▶ _Direction_: Would you quote the material below in full and unchanged?

▶ _Provided entries_:
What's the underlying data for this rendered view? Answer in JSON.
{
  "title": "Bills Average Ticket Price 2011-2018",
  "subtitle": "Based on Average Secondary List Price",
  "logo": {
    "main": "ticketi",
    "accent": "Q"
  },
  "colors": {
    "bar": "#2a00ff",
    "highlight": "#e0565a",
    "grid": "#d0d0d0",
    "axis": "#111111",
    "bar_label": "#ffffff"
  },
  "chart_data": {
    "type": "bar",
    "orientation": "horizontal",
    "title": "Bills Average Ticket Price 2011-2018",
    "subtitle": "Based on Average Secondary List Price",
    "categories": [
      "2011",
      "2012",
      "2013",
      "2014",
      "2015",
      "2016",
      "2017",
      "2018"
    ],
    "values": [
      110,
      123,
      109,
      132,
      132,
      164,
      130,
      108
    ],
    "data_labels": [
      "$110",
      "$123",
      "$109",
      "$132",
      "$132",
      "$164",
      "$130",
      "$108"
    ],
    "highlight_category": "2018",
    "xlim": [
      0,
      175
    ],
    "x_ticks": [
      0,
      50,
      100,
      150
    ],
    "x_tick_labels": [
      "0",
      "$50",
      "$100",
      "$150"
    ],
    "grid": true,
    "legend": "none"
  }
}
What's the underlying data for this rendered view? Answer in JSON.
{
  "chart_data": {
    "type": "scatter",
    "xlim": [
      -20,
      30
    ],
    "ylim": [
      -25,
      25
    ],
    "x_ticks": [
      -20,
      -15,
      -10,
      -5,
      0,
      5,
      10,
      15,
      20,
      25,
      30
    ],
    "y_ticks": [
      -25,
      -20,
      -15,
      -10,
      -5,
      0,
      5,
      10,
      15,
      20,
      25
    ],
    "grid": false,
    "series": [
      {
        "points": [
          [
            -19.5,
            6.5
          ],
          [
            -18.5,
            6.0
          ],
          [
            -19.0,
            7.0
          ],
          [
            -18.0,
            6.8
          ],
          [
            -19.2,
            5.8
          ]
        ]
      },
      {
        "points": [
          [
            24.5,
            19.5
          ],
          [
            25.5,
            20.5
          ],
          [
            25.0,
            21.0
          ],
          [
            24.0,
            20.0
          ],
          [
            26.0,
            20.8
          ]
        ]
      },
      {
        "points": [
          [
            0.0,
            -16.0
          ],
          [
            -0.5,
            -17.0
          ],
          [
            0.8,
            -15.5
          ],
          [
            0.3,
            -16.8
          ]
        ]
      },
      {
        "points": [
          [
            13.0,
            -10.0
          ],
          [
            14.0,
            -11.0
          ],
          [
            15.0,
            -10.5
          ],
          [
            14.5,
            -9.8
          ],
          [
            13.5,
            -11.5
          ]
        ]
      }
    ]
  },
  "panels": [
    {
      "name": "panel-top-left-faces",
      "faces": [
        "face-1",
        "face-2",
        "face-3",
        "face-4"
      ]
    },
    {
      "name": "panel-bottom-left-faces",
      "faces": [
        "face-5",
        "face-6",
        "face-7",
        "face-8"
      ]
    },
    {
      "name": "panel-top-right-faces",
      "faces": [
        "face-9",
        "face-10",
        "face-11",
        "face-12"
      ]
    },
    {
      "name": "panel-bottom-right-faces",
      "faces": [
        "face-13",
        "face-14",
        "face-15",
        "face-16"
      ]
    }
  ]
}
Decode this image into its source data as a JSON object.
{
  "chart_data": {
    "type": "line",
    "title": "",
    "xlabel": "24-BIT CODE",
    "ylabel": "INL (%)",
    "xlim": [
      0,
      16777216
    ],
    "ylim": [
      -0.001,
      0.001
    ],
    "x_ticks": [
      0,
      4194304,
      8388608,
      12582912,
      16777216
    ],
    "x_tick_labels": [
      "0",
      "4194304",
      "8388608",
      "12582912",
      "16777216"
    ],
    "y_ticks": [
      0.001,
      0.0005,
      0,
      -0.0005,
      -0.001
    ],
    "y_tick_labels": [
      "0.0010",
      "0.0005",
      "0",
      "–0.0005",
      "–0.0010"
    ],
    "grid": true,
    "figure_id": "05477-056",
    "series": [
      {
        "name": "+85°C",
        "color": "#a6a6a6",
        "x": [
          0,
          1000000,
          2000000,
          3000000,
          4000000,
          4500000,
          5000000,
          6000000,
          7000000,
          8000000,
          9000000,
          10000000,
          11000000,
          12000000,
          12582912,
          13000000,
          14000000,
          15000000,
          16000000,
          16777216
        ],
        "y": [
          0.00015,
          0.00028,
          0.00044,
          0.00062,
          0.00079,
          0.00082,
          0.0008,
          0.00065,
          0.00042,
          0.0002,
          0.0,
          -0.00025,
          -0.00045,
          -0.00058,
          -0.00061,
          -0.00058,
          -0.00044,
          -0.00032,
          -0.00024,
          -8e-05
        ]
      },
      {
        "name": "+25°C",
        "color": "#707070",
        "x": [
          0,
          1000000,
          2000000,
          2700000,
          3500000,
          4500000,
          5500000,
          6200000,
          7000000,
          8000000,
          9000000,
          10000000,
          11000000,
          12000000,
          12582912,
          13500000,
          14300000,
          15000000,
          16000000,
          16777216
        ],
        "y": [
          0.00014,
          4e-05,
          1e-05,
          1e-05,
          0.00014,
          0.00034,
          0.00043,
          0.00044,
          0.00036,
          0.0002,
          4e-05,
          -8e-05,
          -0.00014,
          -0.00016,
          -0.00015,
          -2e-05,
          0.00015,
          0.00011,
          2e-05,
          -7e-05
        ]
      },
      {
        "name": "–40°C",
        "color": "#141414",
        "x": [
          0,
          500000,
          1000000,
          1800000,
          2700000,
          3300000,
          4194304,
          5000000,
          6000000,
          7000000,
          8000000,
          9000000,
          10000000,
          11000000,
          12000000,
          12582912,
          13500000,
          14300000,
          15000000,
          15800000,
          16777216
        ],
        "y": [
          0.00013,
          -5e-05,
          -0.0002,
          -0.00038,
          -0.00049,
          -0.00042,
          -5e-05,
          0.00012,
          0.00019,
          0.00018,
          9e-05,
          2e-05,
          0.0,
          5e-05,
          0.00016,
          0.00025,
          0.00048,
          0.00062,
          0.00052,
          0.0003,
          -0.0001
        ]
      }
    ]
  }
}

▶ _Exercise output_:
What's the underlying data for this rendered view? Answer in JSON.
{
  "title": "Bills Average Ticket Price 2011-2018",
  "subtitle": "Based on Average Secondary List Price",
  "logo": {
    "main": "ticketi",
    "accent": "Q"
  },
  "colors": {
    "bar": "#2a00ff",
    "highlight": "#e0565a",
    "grid": "#d0d0d0",
    "axis": "#111111",
    "bar_label": "#ffffff"
  },
  "chart_data": {
    "type": "bar",
    "orientation": "horizontal",
    "title": "Bills Average Ticket Price 2011-2018",
    "subtitle": "Based on Average Secondary List Price",
    "categories": [
      "2011",
      "2012",
      "2013",
      "2014",
      "2015",
      "2016",
      "2017",
      "2018"
    ],
    "values": [
      110,
      123,
      109,
      132,
      132,
      164,
      130,
      108
    ],
    "data_labels": [
      "$110",
      "$123",
      "$109",
      "$132",
      "$132",
      "$164",
      "$130",
      "$108"
    ],
    "highlight_category": "2018",
    "xlim": [
      0,
      175
    ],
    "x_ticks": [
      0,
      50,
      100,
      150
    ],
    "x_tick_labels": [
      "0",
      "$50",
      "$100",
      "$150"
    ],
    "grid": true,
    "legend": "none"
  }
}
What's the underlying data for this rendered view? Answer in JSON.
{
  "chart_data": {
    "type": "scatter",
    "xlim": [
      -20,
      30
    ],
    "ylim": [
      -25,
      25
    ],
    "x_ticks": [
      -20,
      -15,
      -10,
      -5,
      0,
      5,
      10,
      15,
      20,
      25,
      30
    ],
    "y_ticks": [
      -25,
      -20,
      -15,
      -10,
      -5,
      0,
      5,
      10,
      15,
      20,
      25
    ],
    "grid": false,
    "series": [
      {
        "points": [
          [
            -19.5,
            6.5
          ],
          [
            -18.5,
            6.0
          ],
          [
            -19.0,
            7.0
          ],
          [
            -18.0,
            6.8
          ],
          [
            -19.2,
            5.8
          ]
        ]
      },
      {
        "points": [
          [
            24.5,
            19.5
          ],
          [
            25.5,
            20.5
          ],
          [
            25.0,
            21.0
          ],
          [
            24.0,
            20.0
          ],
          [
            26.0,
            20.8
          ]
        ]
      },
      {
        "points": [
          [
            0.0,
            -16.0
          ],
          [
            -0.5,
            -17.0
          ],
          [
            0.8,
            -15.5
          ],
          [
            0.3,
            -16.8
          ]
        ]
      },
      {
        "points": [
          [
            13.0,
            -10.0
          ],
          [
            14.0,
            -11.0
          ],
          [
            15.0,
            -10.5
          ],
          [
            14.5,
            -9.8
          ],
          [
            13.5,
            -11.5
          ]
        ]
      }
    ]
  },
  "panels": [
    {
      "name": "panel-top-left-faces",
      "faces": [
        "face-1",
        "face-2",
        "face-3",
        "face-4"
      ]
    },
    {
      "name": "panel-bottom-left-faces",
      "faces": [
        "face-5",
        "face-6",
        "face-7",
        "face-8"
      ]
    },
    {
      "name": "panel-top-right-faces",
      "faces": [
        "face-9",
        "face-10",
        "face-11",
        "face-12"
      ]
    },
    {
      "name": "panel-bottom-right-faces",
      "faces": [
        "face-13",
        "face-14",
        "face-15",
        "face-16"
      ]
    }
  ]
}
Decode this image into its source data as a JSON object.
{
  "chart_data": {
    "type": "line",
    "title": "",
    "xlabel": "24-BIT CODE",
    "ylabel": "INL (%)",
    "xlim": [
      0,
      16777216
    ],
    "ylim": [
      -0.001,
      0.001
    ],
    "x_ticks": [
      0,
      4194304,
      8388608,
      12582912,
      16777216
    ],
    "x_tick_labels": [
      "0",
      "4194304",
      "8388608",
      "12582912",
      "16777216"
    ],
    "y_ticks": [
      0.001,
      0.0005,
      0,
      -0.0005,
      -0.001
    ],
    "y_tick_labels": [
      "0.0010",
      "0.0005",
      "0",
      "–0.0005",
      "–0.0010"
    ],
    "grid": true,
    "figure_id": "05477-056",
    "series": [
      {
        "name": "+85°C",
        "color": "#a6a6a6",
        "x": [
          0,
          1000000,
          2000000,
          3000000,
          4000000,
          4500000,
          5000000,
          6000000,
          7000000,
          8000000,
          9000000,
          10000000,
          11000000,
          12000000,
          12582912,
          13000000,
          14000000,
          15000000,
          16000000,
          16777216
        ],
        "y": [
          0.00015,
          0.00028,
          0.00044,
          0.00062,
          0.00079,
          0.00082,
          0.0008,
          0.00065,
          0.00042,
          0.0002,
          0.0,
          -0.00025,
          -0.00045,
          -0.00058,
          -0.00061,
          -0.00058,
          -0.00044,
          -0.00032,
          -0.00024,
          -8e-05
        ]
      },
      {
        "name": "+25°C",
        "color": "#707070",
        "x": [
          0,
          1000000,
          2000000,
          2700000,
          3500000,
          4500000,
          5500000,
          6200000,
          7000000,
          8000000,
          9000000,
          10000000,
          11000000,
          12000000,
          12582912,
          13500000,
          14300000,
          15000000,
          16000000,
          16777216
        ],
        "y": [
          0.00014,
          4e-05,
          1e-05,
          1e-05,
          0.00014,
          0.00034,
          0.00043,
          0.00044,
          0.00036,
          0.0002,
          4e-05,
          -8e-05,
          -0.00014,
          -0.00016,
          -0.00015,
          -2e-05,
          0.00015,
          0.00011,
          2e-05,
          -7e-05
        ]
      },
      {
        "name": "–40°C",
        "color": "#141414",
        "x": [
          0,
          500000,
          1000000,
          1800000,
          2700000,
          3300000,
          4194304,
          5000000,
          6000000,
          7000000,
          8000000,
          9000000,
          10000000,
          11000000,
          12000000,
          12582912,
          13500000,
          14300000,
          15000000,
          15800000,
          16777216
        ],
        "y": [
          0.00013,
          -5e-05,
          -0.0002,
          -0.00038,
          -0.00049,
          -0.00042,
          -5e-05,
          0.00012,
          0.00019,
          0.00018,
          9e-05,
          2e-05,
          0.0,
          5e-05,
          0.00016,
          0.00025,
          0.00048,
          0.00062,
          0.00052,
          0.0003,
          -0.0001
        ]
      }
    ]
  }
}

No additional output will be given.